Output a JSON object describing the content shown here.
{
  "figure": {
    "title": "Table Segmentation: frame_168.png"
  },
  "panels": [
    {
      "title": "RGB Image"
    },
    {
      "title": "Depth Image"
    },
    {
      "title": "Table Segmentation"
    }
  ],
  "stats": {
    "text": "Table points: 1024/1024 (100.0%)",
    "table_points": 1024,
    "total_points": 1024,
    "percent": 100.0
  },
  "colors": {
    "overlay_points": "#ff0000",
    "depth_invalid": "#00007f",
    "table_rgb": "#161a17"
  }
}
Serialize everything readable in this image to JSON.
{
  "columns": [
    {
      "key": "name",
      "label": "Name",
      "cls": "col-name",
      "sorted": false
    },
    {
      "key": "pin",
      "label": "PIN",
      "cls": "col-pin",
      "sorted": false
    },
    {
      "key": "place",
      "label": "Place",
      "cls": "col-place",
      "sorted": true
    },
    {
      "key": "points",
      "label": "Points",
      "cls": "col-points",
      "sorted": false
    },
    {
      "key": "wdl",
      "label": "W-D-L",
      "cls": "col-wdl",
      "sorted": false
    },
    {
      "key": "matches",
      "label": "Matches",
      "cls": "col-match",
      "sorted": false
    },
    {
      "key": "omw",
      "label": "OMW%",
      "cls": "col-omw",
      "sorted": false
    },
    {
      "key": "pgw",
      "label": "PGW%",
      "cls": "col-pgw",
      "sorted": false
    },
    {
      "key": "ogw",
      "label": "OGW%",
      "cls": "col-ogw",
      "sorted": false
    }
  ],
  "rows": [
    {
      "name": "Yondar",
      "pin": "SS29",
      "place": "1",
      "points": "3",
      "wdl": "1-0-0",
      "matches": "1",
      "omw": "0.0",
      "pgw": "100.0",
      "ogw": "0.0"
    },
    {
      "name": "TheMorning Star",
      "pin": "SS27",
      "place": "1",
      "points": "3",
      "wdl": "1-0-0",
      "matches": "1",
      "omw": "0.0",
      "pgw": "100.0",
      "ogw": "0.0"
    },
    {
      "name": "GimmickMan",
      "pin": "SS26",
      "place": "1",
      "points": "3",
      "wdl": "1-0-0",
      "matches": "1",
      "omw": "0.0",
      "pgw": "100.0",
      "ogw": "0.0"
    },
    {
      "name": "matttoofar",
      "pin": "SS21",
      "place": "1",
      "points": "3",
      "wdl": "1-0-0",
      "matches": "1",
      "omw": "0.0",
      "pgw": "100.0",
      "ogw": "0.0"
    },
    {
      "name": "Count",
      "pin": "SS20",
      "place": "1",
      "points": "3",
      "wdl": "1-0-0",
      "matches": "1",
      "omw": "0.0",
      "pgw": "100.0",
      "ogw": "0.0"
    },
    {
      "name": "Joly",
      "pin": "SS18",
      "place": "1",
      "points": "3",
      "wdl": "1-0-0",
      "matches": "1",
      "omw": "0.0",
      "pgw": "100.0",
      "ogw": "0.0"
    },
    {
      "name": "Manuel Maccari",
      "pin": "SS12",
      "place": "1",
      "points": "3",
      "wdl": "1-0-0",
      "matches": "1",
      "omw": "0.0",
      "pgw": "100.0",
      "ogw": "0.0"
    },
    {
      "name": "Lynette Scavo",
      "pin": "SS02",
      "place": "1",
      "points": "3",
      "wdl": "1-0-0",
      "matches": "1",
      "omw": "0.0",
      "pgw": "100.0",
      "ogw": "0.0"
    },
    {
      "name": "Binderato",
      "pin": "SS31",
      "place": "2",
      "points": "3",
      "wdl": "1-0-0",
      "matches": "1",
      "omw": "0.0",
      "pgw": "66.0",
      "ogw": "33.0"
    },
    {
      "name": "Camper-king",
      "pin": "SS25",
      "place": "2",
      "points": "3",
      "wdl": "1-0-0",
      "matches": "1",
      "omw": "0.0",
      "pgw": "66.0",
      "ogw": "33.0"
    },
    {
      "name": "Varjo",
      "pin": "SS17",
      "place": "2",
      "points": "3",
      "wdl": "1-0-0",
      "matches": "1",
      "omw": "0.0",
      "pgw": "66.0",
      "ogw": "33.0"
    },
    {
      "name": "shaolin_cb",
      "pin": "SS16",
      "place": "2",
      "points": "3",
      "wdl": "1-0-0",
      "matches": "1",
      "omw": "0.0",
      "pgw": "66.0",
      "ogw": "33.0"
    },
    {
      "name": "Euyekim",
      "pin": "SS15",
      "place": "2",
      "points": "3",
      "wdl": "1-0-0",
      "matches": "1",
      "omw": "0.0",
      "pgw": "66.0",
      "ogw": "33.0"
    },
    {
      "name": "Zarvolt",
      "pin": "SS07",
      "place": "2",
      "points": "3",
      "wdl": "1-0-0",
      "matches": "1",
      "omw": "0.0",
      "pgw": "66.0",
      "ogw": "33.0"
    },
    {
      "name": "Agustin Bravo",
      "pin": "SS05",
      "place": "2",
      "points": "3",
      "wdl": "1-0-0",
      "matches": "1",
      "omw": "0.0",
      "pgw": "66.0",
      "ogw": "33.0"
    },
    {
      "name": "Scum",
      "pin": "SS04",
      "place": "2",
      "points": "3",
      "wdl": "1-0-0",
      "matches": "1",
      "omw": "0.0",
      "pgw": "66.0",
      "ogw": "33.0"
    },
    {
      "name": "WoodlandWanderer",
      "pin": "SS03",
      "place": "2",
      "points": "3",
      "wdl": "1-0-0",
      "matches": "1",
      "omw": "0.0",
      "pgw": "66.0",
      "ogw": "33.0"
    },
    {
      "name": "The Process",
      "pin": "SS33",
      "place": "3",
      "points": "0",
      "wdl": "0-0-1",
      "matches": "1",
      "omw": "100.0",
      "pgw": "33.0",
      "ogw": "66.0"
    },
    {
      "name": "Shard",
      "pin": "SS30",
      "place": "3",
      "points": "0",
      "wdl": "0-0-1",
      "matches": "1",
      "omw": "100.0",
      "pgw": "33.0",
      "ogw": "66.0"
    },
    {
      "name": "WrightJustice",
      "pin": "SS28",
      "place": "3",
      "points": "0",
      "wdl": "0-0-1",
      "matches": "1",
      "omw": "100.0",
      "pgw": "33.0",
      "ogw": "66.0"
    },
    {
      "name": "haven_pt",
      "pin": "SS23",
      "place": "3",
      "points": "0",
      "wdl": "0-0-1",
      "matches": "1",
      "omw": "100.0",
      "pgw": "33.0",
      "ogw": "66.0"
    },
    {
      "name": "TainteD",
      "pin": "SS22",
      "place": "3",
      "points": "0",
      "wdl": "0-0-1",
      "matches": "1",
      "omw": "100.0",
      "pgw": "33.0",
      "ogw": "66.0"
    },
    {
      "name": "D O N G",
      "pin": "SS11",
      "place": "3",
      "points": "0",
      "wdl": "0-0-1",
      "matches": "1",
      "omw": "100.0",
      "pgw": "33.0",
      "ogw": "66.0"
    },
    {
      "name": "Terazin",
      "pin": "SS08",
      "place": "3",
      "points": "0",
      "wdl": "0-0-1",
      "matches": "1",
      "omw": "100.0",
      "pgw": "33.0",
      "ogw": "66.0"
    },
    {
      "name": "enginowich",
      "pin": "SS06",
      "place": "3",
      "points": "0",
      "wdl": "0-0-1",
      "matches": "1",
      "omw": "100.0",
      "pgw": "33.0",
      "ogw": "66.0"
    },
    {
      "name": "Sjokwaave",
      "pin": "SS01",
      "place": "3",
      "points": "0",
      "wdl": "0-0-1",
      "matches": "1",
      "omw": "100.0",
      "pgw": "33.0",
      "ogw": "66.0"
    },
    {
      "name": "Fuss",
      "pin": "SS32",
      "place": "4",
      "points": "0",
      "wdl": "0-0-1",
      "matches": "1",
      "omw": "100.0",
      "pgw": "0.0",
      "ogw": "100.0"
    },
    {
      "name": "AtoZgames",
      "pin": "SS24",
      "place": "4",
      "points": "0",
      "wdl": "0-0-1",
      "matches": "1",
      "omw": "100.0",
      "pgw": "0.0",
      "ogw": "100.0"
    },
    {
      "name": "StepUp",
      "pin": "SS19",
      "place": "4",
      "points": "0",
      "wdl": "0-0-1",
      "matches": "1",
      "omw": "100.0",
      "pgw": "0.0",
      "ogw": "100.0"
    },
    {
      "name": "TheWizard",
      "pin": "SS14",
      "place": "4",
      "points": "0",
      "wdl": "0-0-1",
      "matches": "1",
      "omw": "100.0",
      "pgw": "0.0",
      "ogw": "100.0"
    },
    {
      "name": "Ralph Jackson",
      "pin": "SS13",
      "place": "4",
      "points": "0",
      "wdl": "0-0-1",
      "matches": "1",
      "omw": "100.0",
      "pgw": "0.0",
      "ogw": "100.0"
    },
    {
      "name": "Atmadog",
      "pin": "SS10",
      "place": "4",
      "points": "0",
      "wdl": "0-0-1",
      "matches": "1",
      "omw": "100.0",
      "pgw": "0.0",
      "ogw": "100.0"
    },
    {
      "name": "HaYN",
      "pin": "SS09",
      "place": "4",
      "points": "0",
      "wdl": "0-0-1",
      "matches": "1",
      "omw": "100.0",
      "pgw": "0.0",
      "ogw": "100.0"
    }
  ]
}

____

### STATED GOAL
Which lines contain "label"? Show each of them.

### EXERCISE RESULT
      "label": "Name",
      "label": "PIN",
      "label": "Place",
      "label": "Points",
      "label": "W-D-L",
      "label": "Matches",
      "label": "OMW%",
      "label": "PGW%",
      "label": "OGW%",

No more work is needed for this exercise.